Excerpted records:
-*-

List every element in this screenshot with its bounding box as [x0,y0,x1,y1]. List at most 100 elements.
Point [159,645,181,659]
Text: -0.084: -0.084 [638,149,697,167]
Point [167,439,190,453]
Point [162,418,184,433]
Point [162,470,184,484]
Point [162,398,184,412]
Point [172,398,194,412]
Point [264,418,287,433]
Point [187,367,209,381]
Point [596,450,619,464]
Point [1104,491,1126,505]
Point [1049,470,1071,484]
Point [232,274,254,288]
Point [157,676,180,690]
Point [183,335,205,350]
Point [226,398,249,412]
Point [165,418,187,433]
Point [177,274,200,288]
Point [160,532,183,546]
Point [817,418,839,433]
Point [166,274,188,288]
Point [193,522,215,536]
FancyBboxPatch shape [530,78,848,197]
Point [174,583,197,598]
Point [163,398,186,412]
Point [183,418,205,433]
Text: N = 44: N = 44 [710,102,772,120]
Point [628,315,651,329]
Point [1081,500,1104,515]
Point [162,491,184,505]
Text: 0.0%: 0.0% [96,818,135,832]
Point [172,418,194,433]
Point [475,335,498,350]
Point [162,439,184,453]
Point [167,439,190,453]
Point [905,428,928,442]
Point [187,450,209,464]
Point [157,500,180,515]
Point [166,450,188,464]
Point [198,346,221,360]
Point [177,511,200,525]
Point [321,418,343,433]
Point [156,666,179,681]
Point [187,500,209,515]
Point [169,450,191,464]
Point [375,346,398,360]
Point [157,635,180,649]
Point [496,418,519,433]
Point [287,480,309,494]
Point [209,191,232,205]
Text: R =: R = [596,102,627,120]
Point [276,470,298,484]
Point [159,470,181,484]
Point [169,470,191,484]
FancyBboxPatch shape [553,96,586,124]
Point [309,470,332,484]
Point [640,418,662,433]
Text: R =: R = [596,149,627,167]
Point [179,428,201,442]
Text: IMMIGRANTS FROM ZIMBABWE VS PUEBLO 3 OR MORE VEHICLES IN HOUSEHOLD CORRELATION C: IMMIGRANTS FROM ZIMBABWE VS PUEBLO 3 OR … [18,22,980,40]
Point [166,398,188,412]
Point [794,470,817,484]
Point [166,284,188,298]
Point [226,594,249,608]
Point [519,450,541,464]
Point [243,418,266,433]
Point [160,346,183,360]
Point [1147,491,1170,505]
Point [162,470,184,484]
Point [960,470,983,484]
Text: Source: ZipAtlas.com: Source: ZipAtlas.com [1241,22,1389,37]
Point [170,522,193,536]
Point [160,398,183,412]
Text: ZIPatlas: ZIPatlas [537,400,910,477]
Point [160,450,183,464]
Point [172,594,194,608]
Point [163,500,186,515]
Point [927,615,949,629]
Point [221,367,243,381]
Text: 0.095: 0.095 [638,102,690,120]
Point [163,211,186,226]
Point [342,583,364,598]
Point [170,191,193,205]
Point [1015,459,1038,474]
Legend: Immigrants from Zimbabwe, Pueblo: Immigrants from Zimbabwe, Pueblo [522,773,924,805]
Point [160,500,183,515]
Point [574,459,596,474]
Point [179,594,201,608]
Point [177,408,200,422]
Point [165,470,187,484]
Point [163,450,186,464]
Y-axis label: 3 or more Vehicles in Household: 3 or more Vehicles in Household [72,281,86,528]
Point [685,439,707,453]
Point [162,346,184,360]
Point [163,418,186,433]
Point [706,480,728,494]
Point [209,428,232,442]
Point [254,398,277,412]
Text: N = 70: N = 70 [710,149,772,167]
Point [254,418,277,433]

-*-

Exercise aim: Pull every line from the data above and reproduce each one verbatim, in the original order.

Output of the task:
List every element in this screenshot with its bounding box as [x0,y0,x1,y1]. List at most 100 elements.
Point [159,645,181,659]
Text: -0.084: -0.084 [638,149,697,167]
Point [167,439,190,453]
Point [162,418,184,433]
Point [162,470,184,484]
Point [162,398,184,412]
Point [172,398,194,412]
Point [264,418,287,433]
Point [187,367,209,381]
Point [596,450,619,464]
Point [1104,491,1126,505]
Point [1049,470,1071,484]
Point [232,274,254,288]
Point [157,676,180,690]
Point [183,335,205,350]
Point [226,398,249,412]
Point [165,418,187,433]
Point [177,274,200,288]
Point [160,532,183,546]
Point [817,418,839,433]
Point [166,274,188,288]
Point [193,522,215,536]
FancyBboxPatch shape [530,78,848,197]
Point [174,583,197,598]
Point [163,398,186,412]
Point [183,418,205,433]
Text: N = 44: N = 44 [710,102,772,120]
Point [628,315,651,329]
Point [1081,500,1104,515]
Point [162,491,184,505]
Text: 0.0%: 0.0% [96,818,135,832]
Point [172,418,194,433]
Point [475,335,498,350]
Point [162,439,184,453]
Point [167,439,190,453]
Point [905,428,928,442]
Point [187,450,209,464]
Point [157,500,180,515]
Point [166,450,188,464]
Point [198,346,221,360]
Point [177,511,200,525]
Point [321,418,343,433]
Point [156,666,179,681]
Point [187,500,209,515]
Point [169,450,191,464]
Point [375,346,398,360]
Point [157,635,180,649]
Point [496,418,519,433]
Point [287,480,309,494]
Point [209,191,232,205]
Text: R =: R = [596,102,627,120]
Point [276,470,298,484]
Point [159,470,181,484]
Point [169,470,191,484]
FancyBboxPatch shape [553,96,586,124]
Point [309,470,332,484]
Point [640,418,662,433]
Text: R =: R = [596,149,627,167]
Point [179,428,201,442]
Text: IMMIGRANTS FROM ZIMBABWE VS PUEBLO 3 OR MORE VEHICLES IN HOUSEHOLD CORRELATION C: IMMIGRANTS FROM ZIMBABWE VS PUEBLO 3 OR … [18,22,980,40]
Point [166,398,188,412]
Point [794,470,817,484]
Point [166,284,188,298]
Point [226,594,249,608]
Point [519,450,541,464]
Point [243,418,266,433]
Point [160,346,183,360]
Point [1147,491,1170,505]
Point [162,470,184,484]
Point [960,470,983,484]
Text: Source: ZipAtlas.com: Source: ZipAtlas.com [1241,22,1389,37]
Point [170,522,193,536]
Point [160,398,183,412]
Text: ZIPatlas: ZIPatlas [537,400,910,477]
Point [160,450,183,464]
Point [172,594,194,608]
Point [163,500,186,515]
Point [927,615,949,629]
Point [221,367,243,381]
Text: 0.095: 0.095 [638,102,690,120]
Point [163,211,186,226]
Point [342,583,364,598]
Point [170,191,193,205]
Point [1015,459,1038,474]
Legend: Immigrants from Zimbabwe, Pueblo: Immigrants from Zimbabwe, Pueblo [522,773,924,805]
Point [160,500,183,515]
Point [574,459,596,474]
Point [179,594,201,608]
Point [177,408,200,422]
Point [165,470,187,484]
Point [163,450,186,464]
Y-axis label: 3 or more Vehicles in Household: 3 or more Vehicles in Household [72,281,86,528]
Point [685,439,707,453]
Point [162,346,184,360]
Point [163,418,186,433]
Point [706,480,728,494]
Point [209,428,232,442]
Point [254,398,277,412]
Text: N = 70: N = 70 [710,149,772,167]
Point [254,418,277,433]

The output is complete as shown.